• **TASK STATEMENT**: Pick out each line in these entries that contains the string "screenshot".
★ ★ ★
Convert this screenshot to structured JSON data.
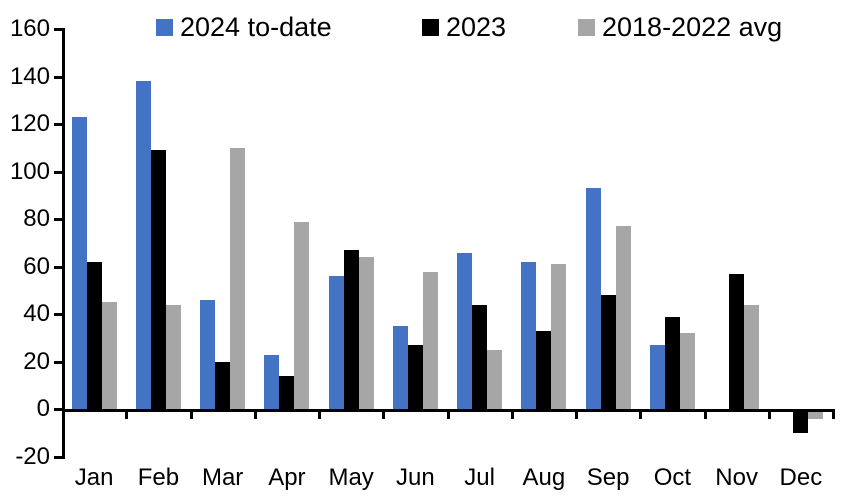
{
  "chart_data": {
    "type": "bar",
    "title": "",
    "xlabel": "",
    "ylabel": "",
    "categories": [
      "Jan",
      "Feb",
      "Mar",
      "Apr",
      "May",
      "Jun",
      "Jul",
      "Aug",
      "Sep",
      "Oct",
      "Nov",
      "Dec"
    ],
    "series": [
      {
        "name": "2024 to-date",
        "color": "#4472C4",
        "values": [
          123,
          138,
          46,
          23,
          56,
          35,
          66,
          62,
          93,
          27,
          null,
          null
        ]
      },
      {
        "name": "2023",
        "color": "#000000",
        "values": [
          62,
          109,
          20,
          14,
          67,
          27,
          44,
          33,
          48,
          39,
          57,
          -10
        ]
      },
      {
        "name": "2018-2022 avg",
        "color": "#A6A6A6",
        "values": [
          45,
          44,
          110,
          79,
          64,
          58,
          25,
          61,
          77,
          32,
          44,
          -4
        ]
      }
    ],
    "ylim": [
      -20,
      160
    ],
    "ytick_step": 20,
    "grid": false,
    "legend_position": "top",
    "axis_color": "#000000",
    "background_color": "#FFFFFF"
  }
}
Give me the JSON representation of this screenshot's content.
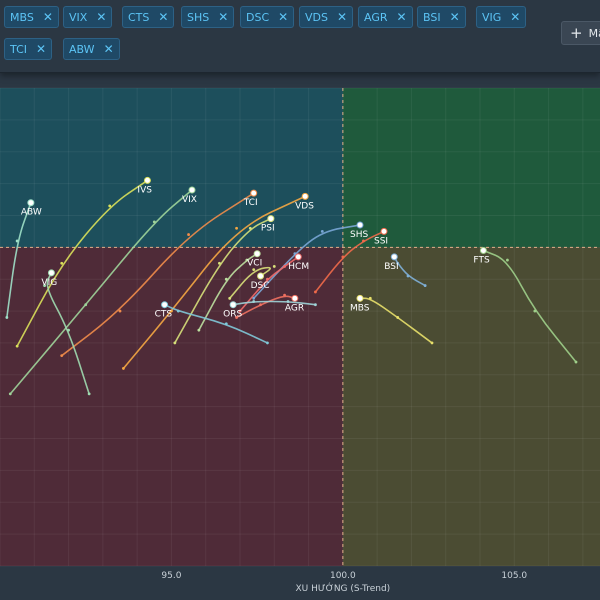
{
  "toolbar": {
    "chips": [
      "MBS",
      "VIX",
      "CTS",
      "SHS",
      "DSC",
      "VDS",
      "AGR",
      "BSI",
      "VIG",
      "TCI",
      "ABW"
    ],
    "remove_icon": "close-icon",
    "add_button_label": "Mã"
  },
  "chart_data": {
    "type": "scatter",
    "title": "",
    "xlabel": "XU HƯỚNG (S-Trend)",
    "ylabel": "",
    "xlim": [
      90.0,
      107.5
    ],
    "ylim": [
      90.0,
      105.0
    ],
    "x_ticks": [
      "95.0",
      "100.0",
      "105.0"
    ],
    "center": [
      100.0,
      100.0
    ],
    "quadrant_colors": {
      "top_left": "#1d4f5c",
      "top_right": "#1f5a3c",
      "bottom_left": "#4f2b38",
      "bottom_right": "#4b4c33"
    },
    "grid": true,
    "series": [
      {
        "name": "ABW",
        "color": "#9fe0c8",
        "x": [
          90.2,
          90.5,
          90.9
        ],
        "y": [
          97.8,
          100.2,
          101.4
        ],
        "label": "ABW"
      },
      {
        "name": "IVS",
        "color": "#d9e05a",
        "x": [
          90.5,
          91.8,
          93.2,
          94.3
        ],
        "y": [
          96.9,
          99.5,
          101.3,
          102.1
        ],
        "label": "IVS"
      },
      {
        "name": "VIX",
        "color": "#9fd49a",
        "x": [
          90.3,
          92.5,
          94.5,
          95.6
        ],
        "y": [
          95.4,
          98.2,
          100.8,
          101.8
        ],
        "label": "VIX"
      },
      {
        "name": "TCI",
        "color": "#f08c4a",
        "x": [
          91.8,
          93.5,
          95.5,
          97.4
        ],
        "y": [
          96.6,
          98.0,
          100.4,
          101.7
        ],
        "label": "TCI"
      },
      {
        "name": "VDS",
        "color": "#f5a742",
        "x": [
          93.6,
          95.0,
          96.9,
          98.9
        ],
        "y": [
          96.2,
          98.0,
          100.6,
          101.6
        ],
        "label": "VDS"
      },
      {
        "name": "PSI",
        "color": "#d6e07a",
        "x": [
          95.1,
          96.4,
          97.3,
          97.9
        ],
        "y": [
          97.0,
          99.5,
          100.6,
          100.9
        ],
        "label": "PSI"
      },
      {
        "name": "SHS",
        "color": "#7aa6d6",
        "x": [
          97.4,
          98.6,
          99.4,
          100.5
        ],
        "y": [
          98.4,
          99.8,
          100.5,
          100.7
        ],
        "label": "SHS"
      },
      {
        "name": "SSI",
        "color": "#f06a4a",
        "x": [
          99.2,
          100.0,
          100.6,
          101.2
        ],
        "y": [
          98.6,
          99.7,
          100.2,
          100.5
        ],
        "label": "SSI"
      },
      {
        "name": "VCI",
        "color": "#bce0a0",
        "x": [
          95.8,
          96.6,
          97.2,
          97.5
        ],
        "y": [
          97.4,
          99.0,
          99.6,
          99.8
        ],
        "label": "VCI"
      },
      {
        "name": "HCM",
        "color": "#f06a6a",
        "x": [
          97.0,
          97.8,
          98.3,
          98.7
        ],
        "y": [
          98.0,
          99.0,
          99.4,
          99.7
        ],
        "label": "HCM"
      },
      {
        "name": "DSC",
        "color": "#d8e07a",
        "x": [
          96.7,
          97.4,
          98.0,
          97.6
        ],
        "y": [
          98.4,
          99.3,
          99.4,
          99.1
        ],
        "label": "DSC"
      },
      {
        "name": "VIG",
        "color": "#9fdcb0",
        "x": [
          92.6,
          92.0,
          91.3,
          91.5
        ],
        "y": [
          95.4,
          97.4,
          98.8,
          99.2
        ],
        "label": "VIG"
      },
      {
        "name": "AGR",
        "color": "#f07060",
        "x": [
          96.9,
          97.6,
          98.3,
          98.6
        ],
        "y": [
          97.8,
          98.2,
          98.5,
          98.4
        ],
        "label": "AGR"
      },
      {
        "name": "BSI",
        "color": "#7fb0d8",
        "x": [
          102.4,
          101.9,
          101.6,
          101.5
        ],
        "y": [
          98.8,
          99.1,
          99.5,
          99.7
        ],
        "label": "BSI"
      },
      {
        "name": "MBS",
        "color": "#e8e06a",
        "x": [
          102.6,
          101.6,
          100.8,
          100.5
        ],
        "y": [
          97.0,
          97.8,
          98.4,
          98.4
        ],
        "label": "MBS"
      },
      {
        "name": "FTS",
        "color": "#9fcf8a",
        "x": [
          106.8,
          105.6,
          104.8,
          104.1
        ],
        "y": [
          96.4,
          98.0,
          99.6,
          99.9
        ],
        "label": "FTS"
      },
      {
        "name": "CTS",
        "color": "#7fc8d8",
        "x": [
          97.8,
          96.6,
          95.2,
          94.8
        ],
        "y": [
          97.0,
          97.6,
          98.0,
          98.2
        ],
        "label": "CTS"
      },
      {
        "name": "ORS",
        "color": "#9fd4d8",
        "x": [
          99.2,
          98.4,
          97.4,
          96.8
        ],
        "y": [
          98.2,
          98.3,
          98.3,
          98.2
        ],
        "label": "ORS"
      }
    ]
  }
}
★ ★ ★
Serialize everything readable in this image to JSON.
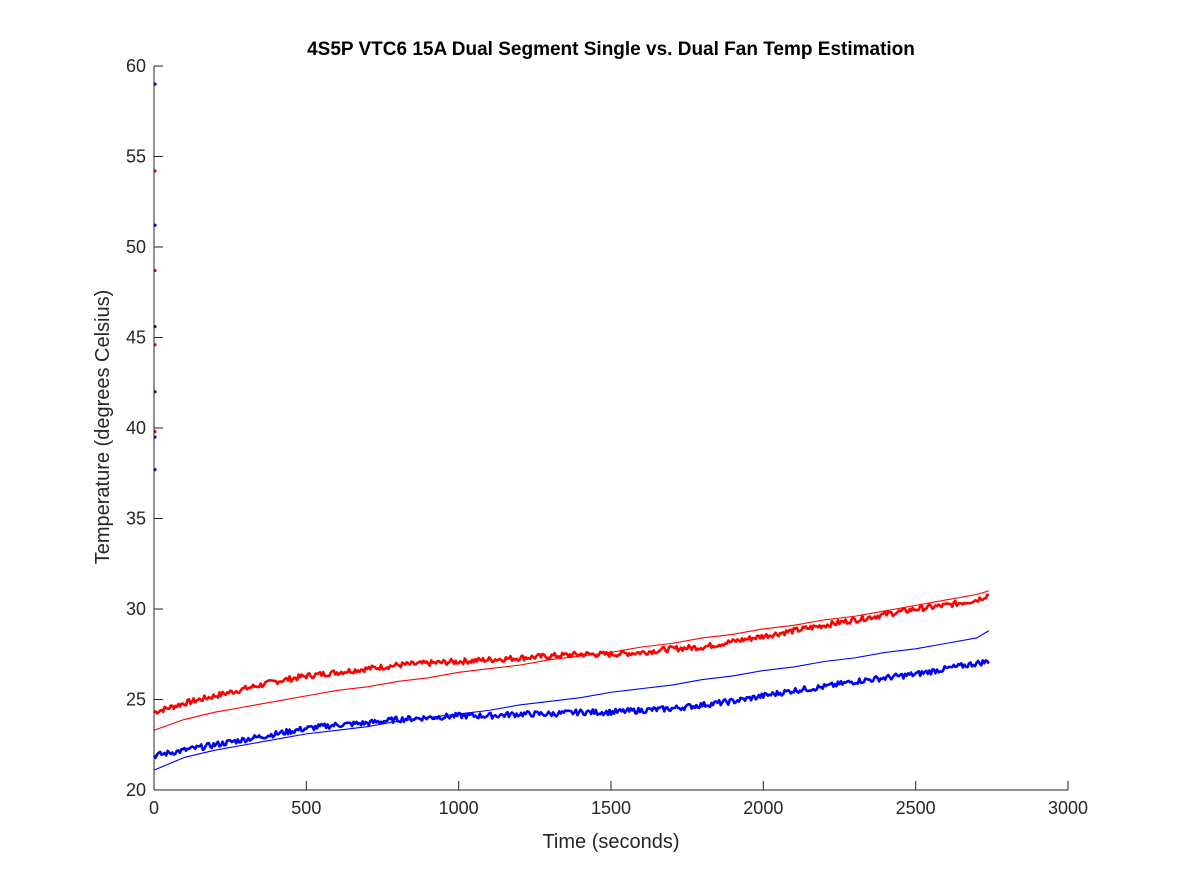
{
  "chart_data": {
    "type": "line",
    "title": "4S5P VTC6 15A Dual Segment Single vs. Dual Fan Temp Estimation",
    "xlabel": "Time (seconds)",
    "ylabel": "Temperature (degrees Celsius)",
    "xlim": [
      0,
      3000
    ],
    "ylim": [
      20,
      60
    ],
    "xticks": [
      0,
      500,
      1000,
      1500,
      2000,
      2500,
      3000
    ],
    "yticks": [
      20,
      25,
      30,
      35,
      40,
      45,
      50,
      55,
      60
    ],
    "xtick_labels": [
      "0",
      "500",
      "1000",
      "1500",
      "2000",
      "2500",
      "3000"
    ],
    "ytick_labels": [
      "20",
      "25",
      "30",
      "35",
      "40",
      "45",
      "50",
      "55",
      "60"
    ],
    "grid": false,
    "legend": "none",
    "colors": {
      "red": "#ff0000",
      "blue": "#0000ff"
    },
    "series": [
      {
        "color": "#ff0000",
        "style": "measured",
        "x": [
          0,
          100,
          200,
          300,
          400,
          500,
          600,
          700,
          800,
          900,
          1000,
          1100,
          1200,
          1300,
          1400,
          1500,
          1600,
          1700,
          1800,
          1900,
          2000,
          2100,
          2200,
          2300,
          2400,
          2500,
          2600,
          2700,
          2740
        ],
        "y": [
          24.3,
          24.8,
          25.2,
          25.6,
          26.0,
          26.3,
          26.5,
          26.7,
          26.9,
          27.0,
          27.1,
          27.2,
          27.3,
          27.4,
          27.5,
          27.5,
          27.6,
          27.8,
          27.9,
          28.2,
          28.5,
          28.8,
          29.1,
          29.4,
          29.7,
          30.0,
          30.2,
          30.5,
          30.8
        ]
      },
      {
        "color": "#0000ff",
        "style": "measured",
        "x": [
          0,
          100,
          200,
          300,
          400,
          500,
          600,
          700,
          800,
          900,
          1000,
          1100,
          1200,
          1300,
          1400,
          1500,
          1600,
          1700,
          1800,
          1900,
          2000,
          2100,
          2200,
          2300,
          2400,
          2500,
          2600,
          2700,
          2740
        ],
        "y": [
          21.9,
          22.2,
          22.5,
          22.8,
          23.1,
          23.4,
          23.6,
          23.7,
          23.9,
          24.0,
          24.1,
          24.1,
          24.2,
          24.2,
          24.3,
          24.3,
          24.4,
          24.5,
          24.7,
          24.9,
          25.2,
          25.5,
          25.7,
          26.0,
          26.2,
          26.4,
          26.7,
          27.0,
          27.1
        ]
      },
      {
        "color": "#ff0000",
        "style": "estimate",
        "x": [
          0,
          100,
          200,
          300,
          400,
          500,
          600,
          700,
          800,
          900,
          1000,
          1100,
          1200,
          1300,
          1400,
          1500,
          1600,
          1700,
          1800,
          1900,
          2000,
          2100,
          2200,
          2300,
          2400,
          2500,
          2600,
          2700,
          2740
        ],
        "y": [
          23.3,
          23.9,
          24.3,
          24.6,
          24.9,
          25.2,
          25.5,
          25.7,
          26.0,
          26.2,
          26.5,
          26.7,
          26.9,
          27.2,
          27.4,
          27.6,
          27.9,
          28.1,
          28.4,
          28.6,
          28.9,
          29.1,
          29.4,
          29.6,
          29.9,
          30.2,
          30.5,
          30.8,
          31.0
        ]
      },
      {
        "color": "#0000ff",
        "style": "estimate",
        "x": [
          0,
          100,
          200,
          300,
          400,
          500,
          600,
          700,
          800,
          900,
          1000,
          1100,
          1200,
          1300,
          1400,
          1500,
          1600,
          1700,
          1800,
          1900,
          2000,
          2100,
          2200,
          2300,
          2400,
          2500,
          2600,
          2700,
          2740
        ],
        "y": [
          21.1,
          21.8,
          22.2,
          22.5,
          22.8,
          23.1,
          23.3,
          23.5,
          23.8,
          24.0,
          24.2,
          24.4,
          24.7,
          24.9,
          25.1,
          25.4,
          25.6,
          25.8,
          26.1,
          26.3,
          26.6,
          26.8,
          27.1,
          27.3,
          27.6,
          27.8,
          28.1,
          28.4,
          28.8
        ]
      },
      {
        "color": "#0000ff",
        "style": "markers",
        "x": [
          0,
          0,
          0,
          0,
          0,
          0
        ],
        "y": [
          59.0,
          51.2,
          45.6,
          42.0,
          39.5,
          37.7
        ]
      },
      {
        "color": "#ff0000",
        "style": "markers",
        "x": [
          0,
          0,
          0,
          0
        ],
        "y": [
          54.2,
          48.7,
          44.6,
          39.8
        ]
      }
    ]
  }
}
★ ★ ★
• **OUTPUT FOR THIS EXERCISE**:
Convert this screenshot to structured JSON data.
Give me the JSON representation of this screenshot's content.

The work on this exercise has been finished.